— start —
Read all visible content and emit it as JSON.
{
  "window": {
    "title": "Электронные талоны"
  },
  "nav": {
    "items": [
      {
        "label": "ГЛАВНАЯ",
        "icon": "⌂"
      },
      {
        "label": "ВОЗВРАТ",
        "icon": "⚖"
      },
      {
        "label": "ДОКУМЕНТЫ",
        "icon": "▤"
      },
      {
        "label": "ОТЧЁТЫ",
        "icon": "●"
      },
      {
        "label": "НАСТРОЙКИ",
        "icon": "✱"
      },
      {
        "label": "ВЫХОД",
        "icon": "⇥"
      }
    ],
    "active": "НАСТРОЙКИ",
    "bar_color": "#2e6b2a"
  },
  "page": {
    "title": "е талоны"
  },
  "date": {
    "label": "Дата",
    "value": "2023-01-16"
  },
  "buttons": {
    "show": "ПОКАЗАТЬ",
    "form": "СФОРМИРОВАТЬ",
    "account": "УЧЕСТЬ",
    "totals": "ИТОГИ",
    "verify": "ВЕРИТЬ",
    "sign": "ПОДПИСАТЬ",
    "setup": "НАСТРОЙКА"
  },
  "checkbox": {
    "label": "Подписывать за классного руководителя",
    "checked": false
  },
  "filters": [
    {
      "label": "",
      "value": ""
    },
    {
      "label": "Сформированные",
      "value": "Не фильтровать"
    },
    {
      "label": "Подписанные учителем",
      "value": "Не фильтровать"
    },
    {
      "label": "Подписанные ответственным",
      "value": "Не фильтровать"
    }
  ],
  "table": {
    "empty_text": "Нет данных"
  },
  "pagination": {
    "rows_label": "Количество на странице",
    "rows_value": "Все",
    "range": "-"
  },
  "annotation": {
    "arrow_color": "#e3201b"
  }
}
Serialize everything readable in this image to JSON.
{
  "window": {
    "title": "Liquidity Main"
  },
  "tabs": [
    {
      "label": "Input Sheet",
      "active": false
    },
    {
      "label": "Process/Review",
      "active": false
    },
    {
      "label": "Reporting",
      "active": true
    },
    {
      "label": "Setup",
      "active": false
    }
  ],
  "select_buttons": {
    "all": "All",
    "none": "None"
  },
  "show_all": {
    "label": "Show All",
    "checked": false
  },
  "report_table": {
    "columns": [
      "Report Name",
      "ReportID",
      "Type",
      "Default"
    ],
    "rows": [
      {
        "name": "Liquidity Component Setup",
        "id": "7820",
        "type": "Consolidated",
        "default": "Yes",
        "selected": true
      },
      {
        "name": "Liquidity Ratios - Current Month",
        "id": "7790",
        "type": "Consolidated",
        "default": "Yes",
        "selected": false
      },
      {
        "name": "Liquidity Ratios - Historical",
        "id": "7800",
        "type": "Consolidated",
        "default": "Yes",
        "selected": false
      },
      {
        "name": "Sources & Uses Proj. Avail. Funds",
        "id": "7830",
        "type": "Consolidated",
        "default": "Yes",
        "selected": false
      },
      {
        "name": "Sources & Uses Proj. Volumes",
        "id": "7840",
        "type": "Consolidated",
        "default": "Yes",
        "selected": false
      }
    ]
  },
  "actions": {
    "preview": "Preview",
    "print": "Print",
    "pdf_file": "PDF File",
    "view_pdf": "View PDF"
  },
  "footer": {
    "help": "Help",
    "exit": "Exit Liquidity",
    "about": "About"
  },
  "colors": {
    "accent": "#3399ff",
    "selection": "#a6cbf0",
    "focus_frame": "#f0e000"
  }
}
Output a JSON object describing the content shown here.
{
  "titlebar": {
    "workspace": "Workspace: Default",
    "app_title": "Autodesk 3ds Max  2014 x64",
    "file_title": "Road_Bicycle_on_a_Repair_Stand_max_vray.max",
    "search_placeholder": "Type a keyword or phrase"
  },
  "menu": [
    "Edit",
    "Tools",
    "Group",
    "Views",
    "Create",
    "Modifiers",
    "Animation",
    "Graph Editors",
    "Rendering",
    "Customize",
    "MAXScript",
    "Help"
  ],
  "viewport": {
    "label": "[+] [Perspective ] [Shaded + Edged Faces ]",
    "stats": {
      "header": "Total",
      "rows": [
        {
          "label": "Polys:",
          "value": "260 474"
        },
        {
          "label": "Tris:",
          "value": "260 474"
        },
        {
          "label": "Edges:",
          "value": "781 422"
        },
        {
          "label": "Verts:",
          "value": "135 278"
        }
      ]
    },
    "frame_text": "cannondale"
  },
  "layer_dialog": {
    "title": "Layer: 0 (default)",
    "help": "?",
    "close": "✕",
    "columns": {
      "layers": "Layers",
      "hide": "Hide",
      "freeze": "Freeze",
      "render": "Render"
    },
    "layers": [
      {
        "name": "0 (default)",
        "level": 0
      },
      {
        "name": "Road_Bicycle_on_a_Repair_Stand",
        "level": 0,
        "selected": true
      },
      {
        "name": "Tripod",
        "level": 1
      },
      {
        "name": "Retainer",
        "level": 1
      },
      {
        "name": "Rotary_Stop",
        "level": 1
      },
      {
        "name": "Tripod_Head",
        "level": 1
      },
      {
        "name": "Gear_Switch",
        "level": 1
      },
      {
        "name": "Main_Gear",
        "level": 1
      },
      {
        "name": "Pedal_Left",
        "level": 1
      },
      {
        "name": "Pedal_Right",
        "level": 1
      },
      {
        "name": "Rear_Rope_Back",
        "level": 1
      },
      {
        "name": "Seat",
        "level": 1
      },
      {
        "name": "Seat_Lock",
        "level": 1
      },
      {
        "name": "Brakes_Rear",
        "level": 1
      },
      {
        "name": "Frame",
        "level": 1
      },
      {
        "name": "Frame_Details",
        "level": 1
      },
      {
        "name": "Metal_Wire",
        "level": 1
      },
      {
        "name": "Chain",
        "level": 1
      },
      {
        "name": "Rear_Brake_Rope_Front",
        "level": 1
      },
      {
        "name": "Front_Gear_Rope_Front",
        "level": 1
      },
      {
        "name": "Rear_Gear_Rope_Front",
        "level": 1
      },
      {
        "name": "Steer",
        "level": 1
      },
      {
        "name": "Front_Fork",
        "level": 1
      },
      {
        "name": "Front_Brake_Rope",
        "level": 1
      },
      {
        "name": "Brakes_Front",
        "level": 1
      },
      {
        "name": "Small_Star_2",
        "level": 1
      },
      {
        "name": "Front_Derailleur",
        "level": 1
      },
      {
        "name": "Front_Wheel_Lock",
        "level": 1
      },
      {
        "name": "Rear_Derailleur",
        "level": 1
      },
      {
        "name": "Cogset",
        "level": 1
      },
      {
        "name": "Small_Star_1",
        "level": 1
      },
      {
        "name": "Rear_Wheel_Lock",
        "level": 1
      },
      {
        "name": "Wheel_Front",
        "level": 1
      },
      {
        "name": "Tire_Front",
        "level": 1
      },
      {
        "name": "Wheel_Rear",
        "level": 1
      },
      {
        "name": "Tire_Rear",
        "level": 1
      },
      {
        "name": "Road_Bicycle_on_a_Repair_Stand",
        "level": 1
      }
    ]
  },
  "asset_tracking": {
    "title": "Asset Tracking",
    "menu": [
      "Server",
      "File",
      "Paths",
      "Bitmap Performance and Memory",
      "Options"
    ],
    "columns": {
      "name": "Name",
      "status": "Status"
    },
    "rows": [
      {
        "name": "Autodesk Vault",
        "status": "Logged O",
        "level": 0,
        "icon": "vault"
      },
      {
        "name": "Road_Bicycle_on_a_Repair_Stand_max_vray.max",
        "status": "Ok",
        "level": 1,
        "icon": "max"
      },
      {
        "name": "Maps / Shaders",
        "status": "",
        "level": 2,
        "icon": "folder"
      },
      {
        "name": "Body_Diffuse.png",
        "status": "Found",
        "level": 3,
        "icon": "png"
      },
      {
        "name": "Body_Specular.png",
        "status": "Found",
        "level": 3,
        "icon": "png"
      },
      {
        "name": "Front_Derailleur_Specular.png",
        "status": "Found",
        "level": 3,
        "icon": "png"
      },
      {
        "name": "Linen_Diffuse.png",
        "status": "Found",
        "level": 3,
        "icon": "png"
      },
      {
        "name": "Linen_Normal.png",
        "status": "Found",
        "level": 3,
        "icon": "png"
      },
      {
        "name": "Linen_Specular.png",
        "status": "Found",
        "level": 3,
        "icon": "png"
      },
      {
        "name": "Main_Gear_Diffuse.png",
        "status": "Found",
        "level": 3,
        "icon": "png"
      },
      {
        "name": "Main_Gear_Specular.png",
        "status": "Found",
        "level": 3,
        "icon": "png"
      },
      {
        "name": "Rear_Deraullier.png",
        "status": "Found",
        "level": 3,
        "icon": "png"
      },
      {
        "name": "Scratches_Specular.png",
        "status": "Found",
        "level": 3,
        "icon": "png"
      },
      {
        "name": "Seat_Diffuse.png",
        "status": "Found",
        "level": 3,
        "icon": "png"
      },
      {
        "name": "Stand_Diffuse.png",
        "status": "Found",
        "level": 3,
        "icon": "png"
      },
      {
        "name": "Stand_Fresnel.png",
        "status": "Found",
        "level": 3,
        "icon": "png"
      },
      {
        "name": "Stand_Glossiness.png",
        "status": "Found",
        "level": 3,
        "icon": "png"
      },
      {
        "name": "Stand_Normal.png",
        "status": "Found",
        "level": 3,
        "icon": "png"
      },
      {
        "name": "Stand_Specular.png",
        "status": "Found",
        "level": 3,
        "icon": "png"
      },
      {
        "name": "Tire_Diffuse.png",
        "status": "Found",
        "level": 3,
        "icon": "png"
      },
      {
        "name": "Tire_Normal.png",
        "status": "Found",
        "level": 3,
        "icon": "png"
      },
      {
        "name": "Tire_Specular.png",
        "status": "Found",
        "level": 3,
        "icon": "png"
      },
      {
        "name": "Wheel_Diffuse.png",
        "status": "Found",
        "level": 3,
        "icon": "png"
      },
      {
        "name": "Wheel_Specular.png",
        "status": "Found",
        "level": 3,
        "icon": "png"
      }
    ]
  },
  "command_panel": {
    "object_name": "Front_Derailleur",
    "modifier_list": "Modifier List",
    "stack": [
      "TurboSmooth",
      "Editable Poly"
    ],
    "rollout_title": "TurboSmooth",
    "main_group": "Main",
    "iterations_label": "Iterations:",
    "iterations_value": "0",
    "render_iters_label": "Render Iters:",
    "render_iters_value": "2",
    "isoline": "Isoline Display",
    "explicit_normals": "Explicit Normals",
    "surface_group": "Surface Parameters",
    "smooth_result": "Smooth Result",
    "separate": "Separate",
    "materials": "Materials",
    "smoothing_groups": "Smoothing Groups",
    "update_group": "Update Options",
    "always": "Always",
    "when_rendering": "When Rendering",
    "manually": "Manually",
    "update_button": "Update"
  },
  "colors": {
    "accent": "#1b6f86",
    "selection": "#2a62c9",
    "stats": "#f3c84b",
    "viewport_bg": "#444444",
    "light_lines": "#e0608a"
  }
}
— end —
For each line of the entries that includes "Options", show that line.

◆ **Exercise solution**:
      "Options"
    "update_group": "Update Options",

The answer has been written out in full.